[Excerpt provided]:
Saturday, October 30, 2010

Stewart's Rally

I didn't go to the rally, despite living less than 3 hours from the Mall. (Various reasons--insomnia flaring up with a vengeance, lots of grading to do, worried it would be nothing more than an episode of The Daily Show, etc.) But I did watch it while I was taking care of some mindless work, and I thought Stewart did a damn fine job.

I mean, one guy--and a comedian no less--can't save the country with one rally, of course. But he struck a good tone, and did a damn fine job. According to me, anyway.

It's too bad that rhetorical considerations force him to basically pretend that the left and the right are currently equally kooky--but that's the nature of the beast. Best to err in that direction, I'd say.

Needless to say, I don't know what to do about our current troubles. This rally is not going to make Limbaugh or Beck less popular, and it's fairly unlikely to make, say, Olbermann throttle back. But you can only do what you can do. Sometimes all you have to do is say something out loud, and reasonable people will wake up and realize that they've been semi-thinking the same thing all along. I've got no doubt that this will have some effect; the question, really, is: how much of one? Perhaps not appreciable; but perhaps not not appreciable.

I can say that, speaking for myself, it made me renew my interest in searching around for reasonable conservative voices on the web. There's clearly a place for ridiculing the stupid, but it's not clear how effective that really is. Perhaps encouraging the non-stupid is a better way to go...

Anyway, its back to grading for me. But there's my take on things, FWIW.

[Incidentally: my hypothesis is that most of the Mythbusters stuff was in the service of estimating crowd size. I eagerly anticipate confirmation and/or disconfirmation...]

Tuesday, October 26, 2010

Stewart's "Rally to Restore Sanity"--To Go Or Not To Go?

So JQ and I thought we'd go up to the rally...but then I heard Stewart say, basically, that it was not a political rally, but, rather, would be like a version of The Daily Show. I mean, I'd schlep up to D.C. and fight the crowds for a rally to, y'know, restore sanity...but not to watch The Daily Show. In an enormous crowd. And especially not to then have to stand around waiting for the Metro to clear out said enormous crowd.

Anybody know what's up with this rally, or have any thoughts on this.

I'm also not too encouraged to hear rumors about a largish HuffPo/PETA presence...

[Work to complete]:
a. In the blog posts about Stewart's rally, how far does the writer live from the Mall?
b. According to the October 30 entry of the blog posts about Stewart's rally, what reasons kept the writer from attending? List them.
c. Resume the blog posts about Stewart's rally from the point where they stop.

[Given material]:
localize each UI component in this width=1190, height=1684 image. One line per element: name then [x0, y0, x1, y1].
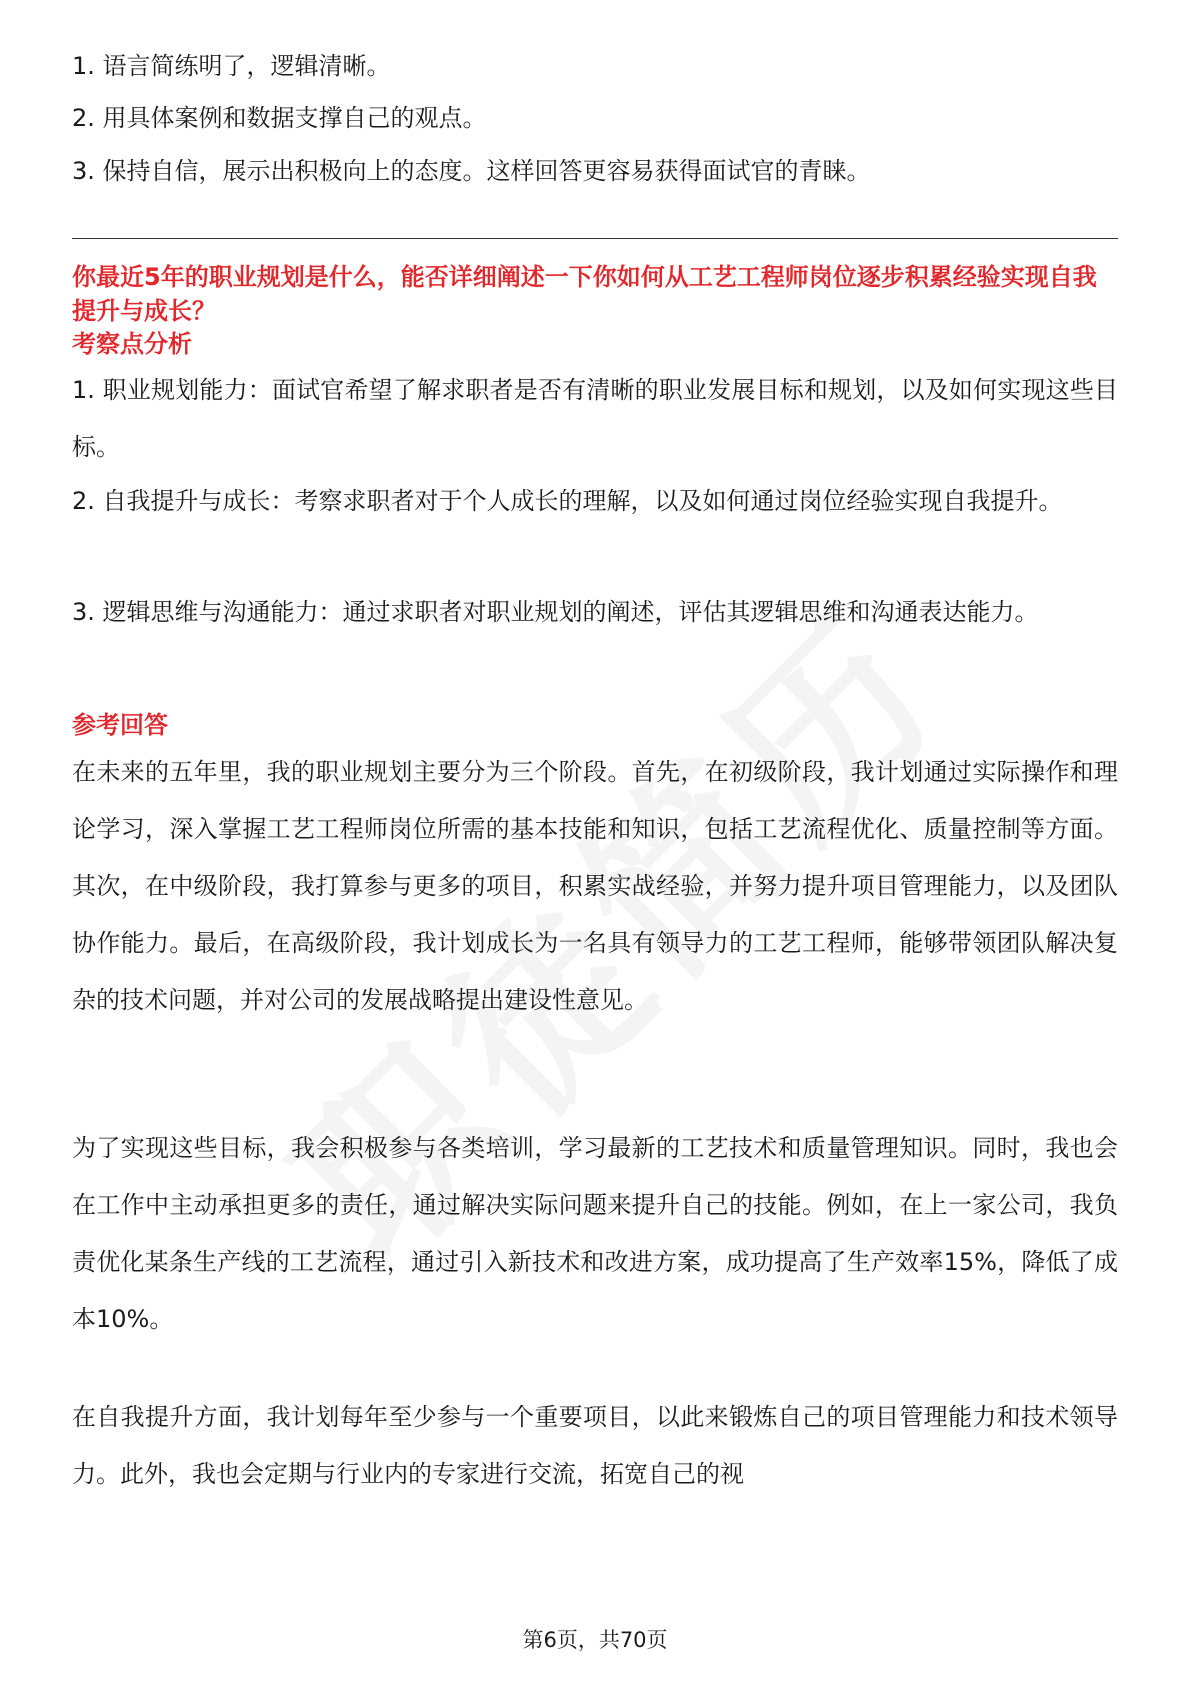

[Answer set]:
a. Less than 3 hours.

b.
- Insomnia flaring up with a vengeance
- Lots of grading to do
- Worry that it would be nothing more than an episode of The Daily Show

c.
Wednesday, October 20, 2010

Virginia Thomas's Disingenuous Request for an Apology;
A Little Bit Weepy and a Little Bit Creepy


So it turns out that Virginia Thomas, wife of Justice Clarence Thomas, left a phone message asking Anita Hill for an apology for her testimony against Clarence Thomas during his confirmation hearings.

Here's the message, according to the NYT:
“Good morning Anita Hill, it’s Ginni Thomas. I just wanted to reach across the airwaves and the years and ask you to consider something. I would love you to consider an apology sometime and some full explanation of why you did what you did with my husband.”
Perhaps there's a certain degree of sincerity in Ms. Thomas's request, but odds are it's largely calculated, and simply a way of calling Hill a liar...but with (to use the nauseating Reaganesque term) "plausible deniability."

Stripped of the hemming and hawing, Thomas is saying:
(a) You (Hill) should apologize
and
(b) You should explain why you did what you did to (not "with") my husband.
Of course (a) assumes that Hill owes an apology; given the charges in play, that means it assumes that Hill is lying.

And (b) presupposes that Hill did something to Justice Thomas (lied about him), and assumes than an explanation is owed (so that's just a continuation of the theme of (a)).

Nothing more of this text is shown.